§ **The task**: Return the listing word for word, as given.
++++++++++
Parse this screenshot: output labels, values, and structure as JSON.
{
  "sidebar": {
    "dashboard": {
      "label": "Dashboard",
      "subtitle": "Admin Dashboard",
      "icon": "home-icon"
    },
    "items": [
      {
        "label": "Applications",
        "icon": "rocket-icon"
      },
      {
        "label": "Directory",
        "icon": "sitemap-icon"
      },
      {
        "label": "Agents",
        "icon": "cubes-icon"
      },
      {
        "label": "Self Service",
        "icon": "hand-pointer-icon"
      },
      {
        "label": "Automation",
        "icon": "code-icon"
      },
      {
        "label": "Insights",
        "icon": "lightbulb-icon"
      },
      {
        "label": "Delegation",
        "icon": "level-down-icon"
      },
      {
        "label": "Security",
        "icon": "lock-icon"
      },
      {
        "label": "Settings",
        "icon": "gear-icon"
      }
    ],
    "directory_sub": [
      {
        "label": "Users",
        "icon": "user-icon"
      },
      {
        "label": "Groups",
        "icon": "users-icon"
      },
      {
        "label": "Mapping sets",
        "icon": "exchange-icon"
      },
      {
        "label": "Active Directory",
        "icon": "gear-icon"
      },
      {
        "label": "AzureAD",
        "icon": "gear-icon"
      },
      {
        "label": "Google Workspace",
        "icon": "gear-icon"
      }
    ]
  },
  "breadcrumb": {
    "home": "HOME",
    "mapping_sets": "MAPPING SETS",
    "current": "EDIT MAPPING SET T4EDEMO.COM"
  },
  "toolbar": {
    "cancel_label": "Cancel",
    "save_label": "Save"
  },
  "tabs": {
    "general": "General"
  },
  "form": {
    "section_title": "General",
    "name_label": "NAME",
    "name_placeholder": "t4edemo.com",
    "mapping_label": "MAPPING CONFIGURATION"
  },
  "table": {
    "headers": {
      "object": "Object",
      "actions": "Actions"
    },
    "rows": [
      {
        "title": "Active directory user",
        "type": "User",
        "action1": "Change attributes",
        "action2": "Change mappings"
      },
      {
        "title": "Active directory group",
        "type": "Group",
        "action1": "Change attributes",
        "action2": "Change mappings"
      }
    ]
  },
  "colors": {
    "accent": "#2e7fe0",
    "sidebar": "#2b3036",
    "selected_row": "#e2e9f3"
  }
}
++++++++++
§ **Problem solution**:
Parse this screenshot: output labels, values, and structure as JSON.
{
  "sidebar": {
    "dashboard": {
      "label": "Dashboard",
      "subtitle": "Admin Dashboard",
      "icon": "home-icon"
    },
    "items": [
      {
        "label": "Applications",
        "icon": "rocket-icon"
      },
      {
        "label": "Directory",
        "icon": "sitemap-icon"
      },
      {
        "label": "Agents",
        "icon": "cubes-icon"
      },
      {
        "label": "Self Service",
        "icon": "hand-pointer-icon"
      },
      {
        "label": "Automation",
        "icon": "code-icon"
      },
      {
        "label": "Insights",
        "icon": "lightbulb-icon"
      },
      {
        "label": "Delegation",
        "icon": "level-down-icon"
      },
      {
        "label": "Security",
        "icon": "lock-icon"
      },
      {
        "label": "Settings",
        "icon": "gear-icon"
      }
    ],
    "directory_sub": [
      {
        "label": "Users",
        "icon": "user-icon"
      },
      {
        "label": "Groups",
        "icon": "users-icon"
      },
      {
        "label": "Mapping sets",
        "icon": "exchange-icon"
      },
      {
        "label": "Active Directory",
        "icon": "gear-icon"
      },
      {
        "label": "AzureAD",
        "icon": "gear-icon"
      },
      {
        "label": "Google Workspace",
        "icon": "gear-icon"
      }
    ]
  },
  "breadcrumb": {
    "home": "HOME",
    "mapping_sets": "MAPPING SETS",
    "current": "EDIT MAPPING SET T4EDEMO.COM"
  },
  "toolbar": {
    "cancel_label": "Cancel",
    "save_label": "Save"
  },
  "tabs": {
    "general": "General"
  },
  "form": {
    "section_title": "General",
    "name_label": "NAME",
    "name_placeholder": "t4edemo.com",
    "mapping_label": "MAPPING CONFIGURATION"
  },
  "table": {
    "headers": {
      "object": "Object",
      "actions": "Actions"
    },
    "rows": [
      {
        "title": "Active directory user",
        "type": "User",
        "action1": "Change attributes",
        "action2": "Change mappings"
      },
      {
        "title": "Active directory group",
        "type": "Group",
        "action1": "Change attributes",
        "action2": "Change mappings"
      }
    ]
  },
  "colors": {
    "accent": "#2e7fe0",
    "sidebar": "#2b3036",
    "selected_row": "#e2e9f3"
  }
}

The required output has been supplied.